» **WRITTEN TASK**: It is required that all of the data be written out exactly.
— begin RECORDS SHOWN —
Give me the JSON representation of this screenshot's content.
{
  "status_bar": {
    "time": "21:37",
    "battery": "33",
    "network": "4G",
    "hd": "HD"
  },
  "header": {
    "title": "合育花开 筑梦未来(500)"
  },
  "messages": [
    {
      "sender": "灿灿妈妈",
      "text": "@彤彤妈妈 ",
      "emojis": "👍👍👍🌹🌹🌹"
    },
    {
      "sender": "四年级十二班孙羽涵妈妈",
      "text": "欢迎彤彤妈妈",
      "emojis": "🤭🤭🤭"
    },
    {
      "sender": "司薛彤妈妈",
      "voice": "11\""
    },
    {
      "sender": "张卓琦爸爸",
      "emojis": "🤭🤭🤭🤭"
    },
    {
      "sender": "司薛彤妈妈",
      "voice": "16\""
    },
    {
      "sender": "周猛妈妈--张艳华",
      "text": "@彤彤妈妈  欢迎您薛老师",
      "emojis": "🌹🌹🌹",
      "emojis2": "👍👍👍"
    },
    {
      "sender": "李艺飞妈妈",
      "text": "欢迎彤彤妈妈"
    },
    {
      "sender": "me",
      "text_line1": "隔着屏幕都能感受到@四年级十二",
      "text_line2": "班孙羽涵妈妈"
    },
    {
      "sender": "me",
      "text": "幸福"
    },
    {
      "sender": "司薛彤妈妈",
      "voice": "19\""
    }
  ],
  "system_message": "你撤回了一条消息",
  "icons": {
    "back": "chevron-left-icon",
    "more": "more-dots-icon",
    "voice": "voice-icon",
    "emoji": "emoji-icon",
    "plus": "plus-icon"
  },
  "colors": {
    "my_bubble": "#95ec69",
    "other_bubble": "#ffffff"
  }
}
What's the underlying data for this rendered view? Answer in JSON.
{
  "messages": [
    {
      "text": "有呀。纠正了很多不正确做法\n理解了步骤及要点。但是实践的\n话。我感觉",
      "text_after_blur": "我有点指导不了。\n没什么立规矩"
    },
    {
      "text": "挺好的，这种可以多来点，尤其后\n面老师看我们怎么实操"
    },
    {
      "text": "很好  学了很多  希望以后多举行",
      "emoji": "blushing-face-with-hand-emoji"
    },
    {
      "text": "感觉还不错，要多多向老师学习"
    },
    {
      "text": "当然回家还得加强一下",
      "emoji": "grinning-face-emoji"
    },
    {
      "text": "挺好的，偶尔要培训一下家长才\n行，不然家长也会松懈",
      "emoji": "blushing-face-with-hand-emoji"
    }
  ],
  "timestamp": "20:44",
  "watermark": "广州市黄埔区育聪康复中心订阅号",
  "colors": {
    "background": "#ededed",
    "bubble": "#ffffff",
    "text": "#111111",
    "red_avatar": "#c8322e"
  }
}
— end RECORDS SHOWN —
» **FULL SOLUTION**:
Give me the JSON representation of this screenshot's content.
{
  "status_bar": {
    "time": "21:37",
    "battery": "33",
    "network": "4G",
    "hd": "HD"
  },
  "header": {
    "title": "合育花开 筑梦未来(500)"
  },
  "messages": [
    {
      "sender": "灿灿妈妈",
      "text": "@彤彤妈妈 ",
      "emojis": "👍👍👍🌹🌹🌹"
    },
    {
      "sender": "四年级十二班孙羽涵妈妈",
      "text": "欢迎彤彤妈妈",
      "emojis": "🤭🤭🤭"
    },
    {
      "sender": "司薛彤妈妈",
      "voice": "11\""
    },
    {
      "sender": "张卓琦爸爸",
      "emojis": "🤭🤭🤭🤭"
    },
    {
      "sender": "司薛彤妈妈",
      "voice": "16\""
    },
    {
      "sender": "周猛妈妈--张艳华",
      "text": "@彤彤妈妈  欢迎您薛老师",
      "emojis": "🌹🌹🌹",
      "emojis2": "👍👍👍"
    },
    {
      "sender": "李艺飞妈妈",
      "text": "欢迎彤彤妈妈"
    },
    {
      "sender": "me",
      "text_line1": "隔着屏幕都能感受到@四年级十二",
      "text_line2": "班孙羽涵妈妈"
    },
    {
      "sender": "me",
      "text": "幸福"
    },
    {
      "sender": "司薛彤妈妈",
      "voice": "19\""
    }
  ],
  "system_message": "你撤回了一条消息",
  "icons": {
    "back": "chevron-left-icon",
    "more": "more-dots-icon",
    "voice": "voice-icon",
    "emoji": "emoji-icon",
    "plus": "plus-icon"
  },
  "colors": {
    "my_bubble": "#95ec69",
    "other_bubble": "#ffffff"
  }
}
What's the underlying data for this rendered view? Answer in JSON.
{
  "messages": [
    {
      "text": "有呀。纠正了很多不正确做法\n理解了步骤及要点。但是实践的\n话。我感觉",
      "text_after_blur": "我有点指导不了。\n没什么立规矩"
    },
    {
      "text": "挺好的，这种可以多来点，尤其后\n面老师看我们怎么实操"
    },
    {
      "text": "很好  学了很多  希望以后多举行",
      "emoji": "blushing-face-with-hand-emoji"
    },
    {
      "text": "感觉还不错，要多多向老师学习"
    },
    {
      "text": "当然回家还得加强一下",
      "emoji": "grinning-face-emoji"
    },
    {
      "text": "挺好的，偶尔要培训一下家长才\n行，不然家长也会松懈",
      "emoji": "blushing-face-with-hand-emoji"
    }
  ],
  "timestamp": "20:44",
  "watermark": "广州市黄埔区育聪康复中心订阅号",
  "colors": {
    "background": "#ededed",
    "bubble": "#ffffff",
    "text": "#111111",
    "red_avatar": "#c8322e"
  }
}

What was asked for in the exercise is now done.